WRITTEN REQUEST: Identify each line of the records that contains the word "item" and copy those lines. The match must have the same case.
:: DATA SECTION ::
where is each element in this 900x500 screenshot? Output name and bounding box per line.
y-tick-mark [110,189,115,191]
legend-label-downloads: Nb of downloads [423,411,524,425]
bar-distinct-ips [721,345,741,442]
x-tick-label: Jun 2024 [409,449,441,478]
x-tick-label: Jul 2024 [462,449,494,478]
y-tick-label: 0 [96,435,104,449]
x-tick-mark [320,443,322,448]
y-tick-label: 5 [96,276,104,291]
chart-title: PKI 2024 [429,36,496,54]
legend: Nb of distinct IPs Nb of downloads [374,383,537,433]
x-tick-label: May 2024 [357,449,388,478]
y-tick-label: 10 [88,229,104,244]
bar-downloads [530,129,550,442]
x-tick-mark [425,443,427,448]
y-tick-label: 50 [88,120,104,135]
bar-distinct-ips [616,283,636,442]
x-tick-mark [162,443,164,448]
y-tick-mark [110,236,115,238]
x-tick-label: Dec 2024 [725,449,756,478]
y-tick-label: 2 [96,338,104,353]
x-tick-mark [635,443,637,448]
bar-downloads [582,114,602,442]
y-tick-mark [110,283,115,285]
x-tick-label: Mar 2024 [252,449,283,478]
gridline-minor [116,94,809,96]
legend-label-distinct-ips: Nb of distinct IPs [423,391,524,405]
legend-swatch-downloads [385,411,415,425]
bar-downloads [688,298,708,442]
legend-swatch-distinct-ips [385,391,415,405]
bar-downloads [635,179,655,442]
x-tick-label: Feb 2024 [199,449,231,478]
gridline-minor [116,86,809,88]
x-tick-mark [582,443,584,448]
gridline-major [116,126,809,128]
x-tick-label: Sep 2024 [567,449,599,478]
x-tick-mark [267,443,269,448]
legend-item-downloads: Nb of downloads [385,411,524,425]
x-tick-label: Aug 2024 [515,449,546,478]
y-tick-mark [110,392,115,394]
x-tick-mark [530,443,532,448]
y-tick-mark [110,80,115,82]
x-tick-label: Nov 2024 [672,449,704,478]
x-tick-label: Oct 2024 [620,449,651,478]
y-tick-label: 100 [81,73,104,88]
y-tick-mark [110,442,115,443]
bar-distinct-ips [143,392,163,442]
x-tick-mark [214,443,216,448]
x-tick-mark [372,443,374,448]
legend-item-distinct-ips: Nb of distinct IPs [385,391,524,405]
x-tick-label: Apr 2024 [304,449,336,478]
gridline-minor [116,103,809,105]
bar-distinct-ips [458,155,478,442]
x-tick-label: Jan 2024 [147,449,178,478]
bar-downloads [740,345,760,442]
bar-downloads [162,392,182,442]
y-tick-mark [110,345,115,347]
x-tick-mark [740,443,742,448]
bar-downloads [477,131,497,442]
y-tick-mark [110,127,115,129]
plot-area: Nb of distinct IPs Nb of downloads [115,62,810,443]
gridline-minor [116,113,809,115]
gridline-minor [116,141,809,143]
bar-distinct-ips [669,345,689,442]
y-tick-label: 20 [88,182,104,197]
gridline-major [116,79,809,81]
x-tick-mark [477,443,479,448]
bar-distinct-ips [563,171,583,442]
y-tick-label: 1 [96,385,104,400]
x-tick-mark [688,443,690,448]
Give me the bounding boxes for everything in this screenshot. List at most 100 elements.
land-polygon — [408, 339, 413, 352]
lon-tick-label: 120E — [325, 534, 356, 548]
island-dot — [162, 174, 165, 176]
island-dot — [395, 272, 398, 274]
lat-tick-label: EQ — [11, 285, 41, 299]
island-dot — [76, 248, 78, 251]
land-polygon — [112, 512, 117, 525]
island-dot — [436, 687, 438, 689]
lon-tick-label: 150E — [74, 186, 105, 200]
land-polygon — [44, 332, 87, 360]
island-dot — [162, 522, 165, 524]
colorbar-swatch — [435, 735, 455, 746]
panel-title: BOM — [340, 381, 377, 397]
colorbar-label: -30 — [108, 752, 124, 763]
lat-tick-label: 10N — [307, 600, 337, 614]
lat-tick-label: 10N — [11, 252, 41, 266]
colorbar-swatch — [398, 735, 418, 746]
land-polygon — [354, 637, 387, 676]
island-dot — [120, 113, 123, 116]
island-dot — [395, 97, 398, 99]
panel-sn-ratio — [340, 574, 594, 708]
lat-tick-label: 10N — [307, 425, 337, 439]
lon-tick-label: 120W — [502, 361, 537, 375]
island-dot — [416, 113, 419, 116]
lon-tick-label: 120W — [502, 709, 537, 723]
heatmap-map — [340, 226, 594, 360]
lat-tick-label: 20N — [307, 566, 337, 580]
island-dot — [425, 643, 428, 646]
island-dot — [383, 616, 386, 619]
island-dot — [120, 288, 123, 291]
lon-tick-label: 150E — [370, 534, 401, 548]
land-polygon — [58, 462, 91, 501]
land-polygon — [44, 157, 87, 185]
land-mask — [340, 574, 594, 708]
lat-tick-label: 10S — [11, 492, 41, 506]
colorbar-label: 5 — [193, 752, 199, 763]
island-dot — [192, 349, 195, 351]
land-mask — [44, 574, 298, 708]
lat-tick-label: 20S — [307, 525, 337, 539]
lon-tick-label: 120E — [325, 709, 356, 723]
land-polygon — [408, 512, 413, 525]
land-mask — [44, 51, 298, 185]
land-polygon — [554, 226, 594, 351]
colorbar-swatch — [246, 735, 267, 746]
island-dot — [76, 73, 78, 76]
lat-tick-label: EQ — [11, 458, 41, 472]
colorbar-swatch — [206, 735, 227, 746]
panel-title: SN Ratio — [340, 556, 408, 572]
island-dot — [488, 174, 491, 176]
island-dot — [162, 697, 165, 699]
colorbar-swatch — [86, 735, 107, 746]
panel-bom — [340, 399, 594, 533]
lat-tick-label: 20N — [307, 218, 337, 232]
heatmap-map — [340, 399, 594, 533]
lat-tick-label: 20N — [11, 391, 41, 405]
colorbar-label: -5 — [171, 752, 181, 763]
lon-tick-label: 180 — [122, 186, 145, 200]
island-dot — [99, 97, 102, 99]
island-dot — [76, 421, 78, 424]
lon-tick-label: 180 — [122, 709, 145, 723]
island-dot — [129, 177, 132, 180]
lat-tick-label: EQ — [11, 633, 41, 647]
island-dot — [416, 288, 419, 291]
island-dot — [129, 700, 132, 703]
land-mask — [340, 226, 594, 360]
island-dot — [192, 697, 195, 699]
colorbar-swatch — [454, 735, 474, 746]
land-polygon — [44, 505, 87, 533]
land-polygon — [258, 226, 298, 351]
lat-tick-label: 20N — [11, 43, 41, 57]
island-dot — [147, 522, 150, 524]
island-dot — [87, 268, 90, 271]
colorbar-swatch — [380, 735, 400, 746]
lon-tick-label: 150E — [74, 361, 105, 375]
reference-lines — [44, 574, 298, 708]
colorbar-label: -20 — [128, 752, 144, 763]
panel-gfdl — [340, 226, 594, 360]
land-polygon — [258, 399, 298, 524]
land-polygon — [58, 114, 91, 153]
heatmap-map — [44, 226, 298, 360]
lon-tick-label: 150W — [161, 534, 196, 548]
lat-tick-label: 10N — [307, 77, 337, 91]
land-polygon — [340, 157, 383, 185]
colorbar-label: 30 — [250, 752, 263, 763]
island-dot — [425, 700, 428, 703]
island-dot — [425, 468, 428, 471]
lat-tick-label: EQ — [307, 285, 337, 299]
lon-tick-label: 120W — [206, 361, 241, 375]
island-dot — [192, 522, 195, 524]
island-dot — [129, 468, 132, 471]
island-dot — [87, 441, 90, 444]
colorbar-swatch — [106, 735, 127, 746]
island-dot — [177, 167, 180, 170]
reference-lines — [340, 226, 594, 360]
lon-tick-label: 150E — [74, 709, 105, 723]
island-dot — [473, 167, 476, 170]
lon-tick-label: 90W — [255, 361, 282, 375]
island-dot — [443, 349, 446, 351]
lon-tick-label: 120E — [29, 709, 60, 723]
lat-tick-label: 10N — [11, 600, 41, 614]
:::
EXERCISE RESULT:
legend-item-downloads: Nb of downloads [385,411,524,425]
legend-item-distinct-ips: Nb of distinct IPs [385,391,524,405]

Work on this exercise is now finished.